__YOUR INSTRUCTIONS__. Your job is to retype all of the data word for word, leaving every image out.
<<<<
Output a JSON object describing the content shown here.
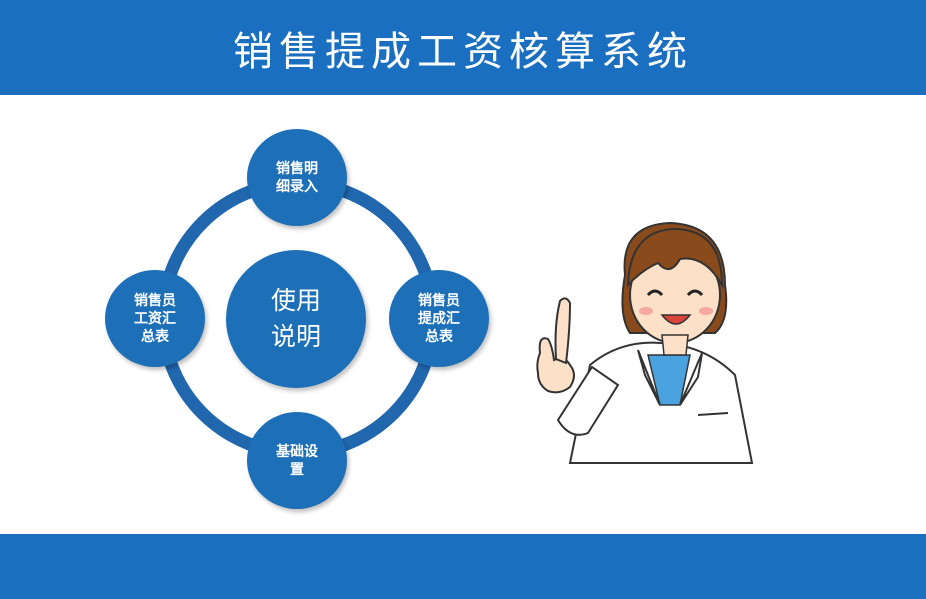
{
  "header": {
    "title": "销售提成工资核算系统"
  },
  "diagram": {
    "center_label": "使用\n说明",
    "nodes": [
      {
        "id": "sales-detail-entry",
        "label": "销售明\n细录入"
      },
      {
        "id": "sales-commission-summary",
        "label": "销售员\n提成汇\n总表"
      },
      {
        "id": "basic-settings",
        "label": "基础设\n置"
      },
      {
        "id": "sales-salary-summary",
        "label": "销售员\n工资汇\n总表"
      }
    ]
  },
  "colors": {
    "primary_blue": "#1a6fc0",
    "node_blue": "#1d6fb8",
    "ring_blue": "#2167ad",
    "background": "#ffffff"
  },
  "mascot": {
    "icon": "doctor-pointing-icon"
  }
}
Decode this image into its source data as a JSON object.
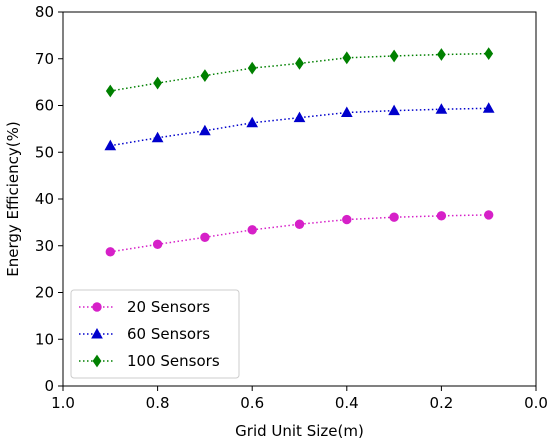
{
  "chart_data": {
    "type": "line",
    "xlabel": "Grid Unit Size(m)",
    "ylabel": "Energy Efficiency(%)",
    "xlim": [
      1.0,
      0.0
    ],
    "ylim": [
      0,
      80
    ],
    "x_reversed": true,
    "xticks": [
      "1.0",
      "0.8",
      "0.6",
      "0.4",
      "0.2",
      "0.0"
    ],
    "xtick_values": [
      1.0,
      0.8,
      0.6,
      0.4,
      0.2,
      0.0
    ],
    "yticks": [
      "0",
      "10",
      "20",
      "30",
      "40",
      "50",
      "60",
      "70",
      "80"
    ],
    "ytick_values": [
      0,
      10,
      20,
      30,
      40,
      50,
      60,
      70,
      80
    ],
    "grid": false,
    "legend_position": "bottom-left",
    "x": [
      0.9,
      0.8,
      0.7,
      0.6,
      0.5,
      0.4,
      0.3,
      0.2,
      0.1
    ],
    "series": [
      {
        "name": "20 Sensors",
        "color": "#d620c8",
        "marker": "circle",
        "values": [
          28.7,
          30.3,
          31.8,
          33.4,
          34.6,
          35.6,
          36.1,
          36.4,
          36.6
        ]
      },
      {
        "name": "60 Sensors",
        "color": "#0000cc",
        "marker": "triangle",
        "values": [
          51.4,
          53.1,
          54.6,
          56.3,
          57.4,
          58.5,
          58.9,
          59.2,
          59.4
        ]
      },
      {
        "name": "100 Sensors",
        "color": "#008000",
        "marker": "diamond",
        "values": [
          63.1,
          64.8,
          66.4,
          68.0,
          69.0,
          70.2,
          70.6,
          70.9,
          71.1
        ]
      }
    ]
  }
}
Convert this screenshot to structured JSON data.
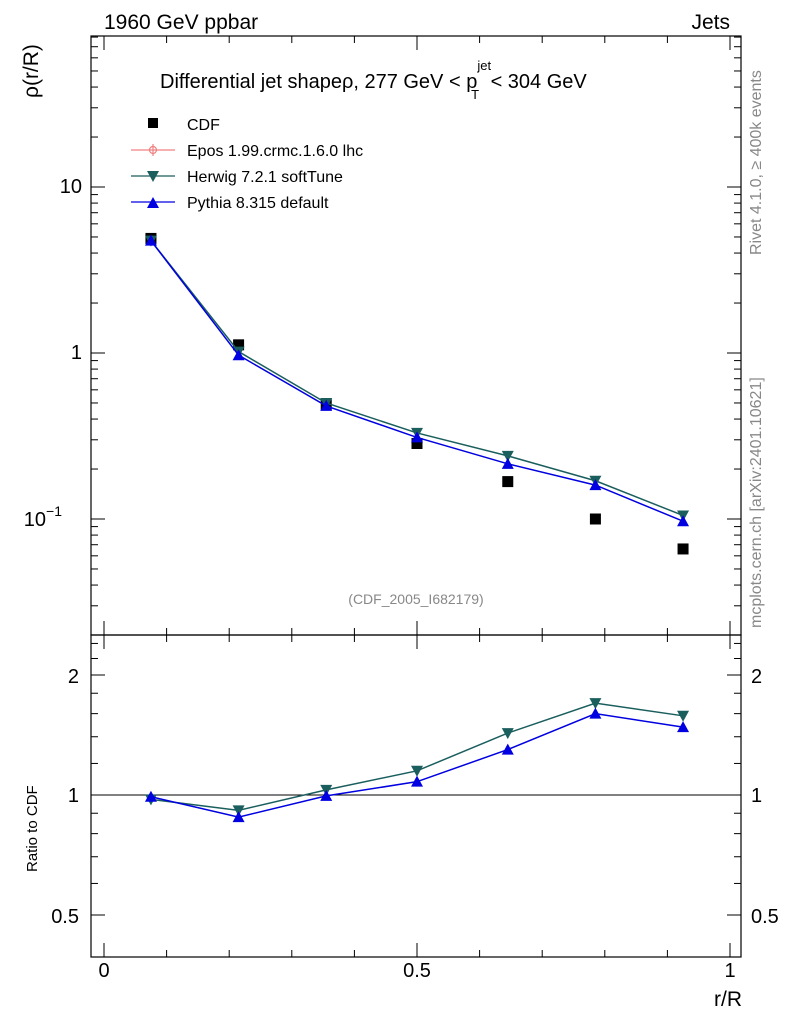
>>>>
__TASK OUTPUT__.
Output a JSON object describing the content shown here.
{
  "header": {
    "title": "销售提成工资核算系统"
  },
  "diagram": {
    "center_label": "使用\n说明",
    "nodes": [
      {
        "id": "sales-detail-entry",
        "label": "销售明\n细录入"
      },
      {
        "id": "sales-commission-summary",
        "label": "销售员\n提成汇\n总表"
      },
      {
        "id": "basic-settings",
        "label": "基础设\n置"
      },
      {
        "id": "sales-salary-summary",
        "label": "销售员\n工资汇\n总表"
      }
    ]
  },
  "colors": {
    "primary_blue": "#1a6fc0",
    "node_blue": "#1d6fb8",
    "ring_blue": "#2167ad",
    "background": "#ffffff"
  },
  "mascot": {
    "icon": "doctor-pointing-icon"
  }
}
Decode this image into its source data as a JSON object.
{
  "chart_data": {
    "type": "line",
    "xlabel": "Grid Unit Size(m)",
    "ylabel": "Energy Efficiency(%)",
    "xlim": [
      1.0,
      0.0
    ],
    "ylim": [
      0,
      80
    ],
    "x_reversed": true,
    "xticks": [
      "1.0",
      "0.8",
      "0.6",
      "0.4",
      "0.2",
      "0.0"
    ],
    "xtick_values": [
      1.0,
      0.8,
      0.6,
      0.4,
      0.2,
      0.0
    ],
    "yticks": [
      "0",
      "10",
      "20",
      "30",
      "40",
      "50",
      "60",
      "70",
      "80"
    ],
    "ytick_values": [
      0,
      10,
      20,
      30,
      40,
      50,
      60,
      70,
      80
    ],
    "grid": false,
    "legend_position": "bottom-left",
    "x": [
      0.9,
      0.8,
      0.7,
      0.6,
      0.5,
      0.4,
      0.3,
      0.2,
      0.1
    ],
    "series": [
      {
        "name": "20 Sensors",
        "color": "#d620c8",
        "marker": "circle",
        "values": [
          28.7,
          30.3,
          31.8,
          33.4,
          34.6,
          35.6,
          36.1,
          36.4,
          36.6
        ]
      },
      {
        "name": "60 Sensors",
        "color": "#0000cc",
        "marker": "triangle",
        "values": [
          51.4,
          53.1,
          54.6,
          56.3,
          57.4,
          58.5,
          58.9,
          59.2,
          59.4
        ]
      },
      {
        "name": "100 Sensors",
        "color": "#008000",
        "marker": "diamond",
        "values": [
          63.1,
          64.8,
          66.4,
          68.0,
          69.0,
          70.2,
          70.6,
          70.9,
          71.1
        ]
      }
    ]
  }
}
Convert this screenshot to structured JSON data.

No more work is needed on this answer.